Task to carry out: Return each entry exactly, omitting nothing.

Records supplied:
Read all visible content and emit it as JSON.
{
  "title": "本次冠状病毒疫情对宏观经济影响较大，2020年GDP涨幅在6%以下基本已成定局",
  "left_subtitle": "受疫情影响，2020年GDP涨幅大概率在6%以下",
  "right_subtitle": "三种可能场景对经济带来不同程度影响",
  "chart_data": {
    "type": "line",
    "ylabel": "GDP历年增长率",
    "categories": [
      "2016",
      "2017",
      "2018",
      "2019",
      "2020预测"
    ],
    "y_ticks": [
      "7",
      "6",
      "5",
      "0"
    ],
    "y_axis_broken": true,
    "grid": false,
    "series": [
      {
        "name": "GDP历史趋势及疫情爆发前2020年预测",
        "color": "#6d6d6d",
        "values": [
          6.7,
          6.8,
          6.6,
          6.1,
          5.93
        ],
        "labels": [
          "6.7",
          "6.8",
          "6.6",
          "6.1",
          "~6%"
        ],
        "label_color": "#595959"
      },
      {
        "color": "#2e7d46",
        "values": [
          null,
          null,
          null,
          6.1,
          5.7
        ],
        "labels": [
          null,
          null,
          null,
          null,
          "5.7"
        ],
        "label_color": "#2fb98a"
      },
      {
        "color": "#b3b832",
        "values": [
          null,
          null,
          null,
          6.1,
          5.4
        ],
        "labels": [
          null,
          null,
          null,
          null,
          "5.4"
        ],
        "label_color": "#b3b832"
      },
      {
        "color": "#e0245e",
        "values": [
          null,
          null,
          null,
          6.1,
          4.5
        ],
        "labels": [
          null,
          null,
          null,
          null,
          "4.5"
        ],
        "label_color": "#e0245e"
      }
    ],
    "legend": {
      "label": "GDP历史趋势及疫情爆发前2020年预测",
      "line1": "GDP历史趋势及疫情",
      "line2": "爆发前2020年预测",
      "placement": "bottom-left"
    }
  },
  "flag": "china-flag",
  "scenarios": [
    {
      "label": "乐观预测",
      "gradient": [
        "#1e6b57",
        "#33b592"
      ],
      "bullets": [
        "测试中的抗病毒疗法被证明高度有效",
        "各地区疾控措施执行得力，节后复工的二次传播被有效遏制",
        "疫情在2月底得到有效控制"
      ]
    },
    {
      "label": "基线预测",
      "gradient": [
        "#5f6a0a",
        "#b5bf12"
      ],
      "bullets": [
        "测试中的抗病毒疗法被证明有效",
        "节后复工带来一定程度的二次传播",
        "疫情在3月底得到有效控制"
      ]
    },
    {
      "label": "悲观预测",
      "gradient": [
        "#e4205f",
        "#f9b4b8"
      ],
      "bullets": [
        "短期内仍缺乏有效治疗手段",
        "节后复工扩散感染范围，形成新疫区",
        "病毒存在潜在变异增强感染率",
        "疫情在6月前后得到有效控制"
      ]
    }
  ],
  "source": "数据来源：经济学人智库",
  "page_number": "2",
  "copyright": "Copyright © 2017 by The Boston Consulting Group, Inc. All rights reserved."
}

Solution to the problem:
Read all visible content and emit it as JSON.
{
  "title": "本次冠状病毒疫情对宏观经济影响较大，2020年GDP涨幅在6%以下基本已成定局",
  "left_subtitle": "受疫情影响，2020年GDP涨幅大概率在6%以下",
  "right_subtitle": "三种可能场景对经济带来不同程度影响",
  "chart_data": {
    "type": "line",
    "ylabel": "GDP历年增长率",
    "categories": [
      "2016",
      "2017",
      "2018",
      "2019",
      "2020预测"
    ],
    "y_ticks": [
      "7",
      "6",
      "5",
      "0"
    ],
    "y_axis_broken": true,
    "grid": false,
    "series": [
      {
        "name": "GDP历史趋势及疫情爆发前2020年预测",
        "color": "#6d6d6d",
        "values": [
          6.7,
          6.8,
          6.6,
          6.1,
          5.93
        ],
        "labels": [
          "6.7",
          "6.8",
          "6.6",
          "6.1",
          "~6%"
        ],
        "label_color": "#595959"
      },
      {
        "color": "#2e7d46",
        "values": [
          null,
          null,
          null,
          6.1,
          5.7
        ],
        "labels": [
          null,
          null,
          null,
          null,
          "5.7"
        ],
        "label_color": "#2fb98a"
      },
      {
        "color": "#b3b832",
        "values": [
          null,
          null,
          null,
          6.1,
          5.4
        ],
        "labels": [
          null,
          null,
          null,
          null,
          "5.4"
        ],
        "label_color": "#b3b832"
      },
      {
        "color": "#e0245e",
        "values": [
          null,
          null,
          null,
          6.1,
          4.5
        ],
        "labels": [
          null,
          null,
          null,
          null,
          "4.5"
        ],
        "label_color": "#e0245e"
      }
    ],
    "legend": {
      "label": "GDP历史趋势及疫情爆发前2020年预测",
      "line1": "GDP历史趋势及疫情",
      "line2": "爆发前2020年预测",
      "placement": "bottom-left"
    }
  },
  "flag": "china-flag",
  "scenarios": [
    {
      "label": "乐观预测",
      "gradient": [
        "#1e6b57",
        "#33b592"
      ],
      "bullets": [
        "测试中的抗病毒疗法被证明高度有效",
        "各地区疾控措施执行得力，节后复工的二次传播被有效遏制",
        "疫情在2月底得到有效控制"
      ]
    },
    {
      "label": "基线预测",
      "gradient": [
        "#5f6a0a",
        "#b5bf12"
      ],
      "bullets": [
        "测试中的抗病毒疗法被证明有效",
        "节后复工带来一定程度的二次传播",
        "疫情在3月底得到有效控制"
      ]
    },
    {
      "label": "悲观预测",
      "gradient": [
        "#e4205f",
        "#f9b4b8"
      ],
      "bullets": [
        "短期内仍缺乏有效治疗手段",
        "节后复工扩散感染范围，形成新疫区",
        "病毒存在潜在变异增强感染率",
        "疫情在6月前后得到有效控制"
      ]
    }
  ],
  "source": "数据来源：经济学人智库",
  "page_number": "2",
  "copyright": "Copyright © 2017 by The Boston Consulting Group, Inc. All rights reserved."
}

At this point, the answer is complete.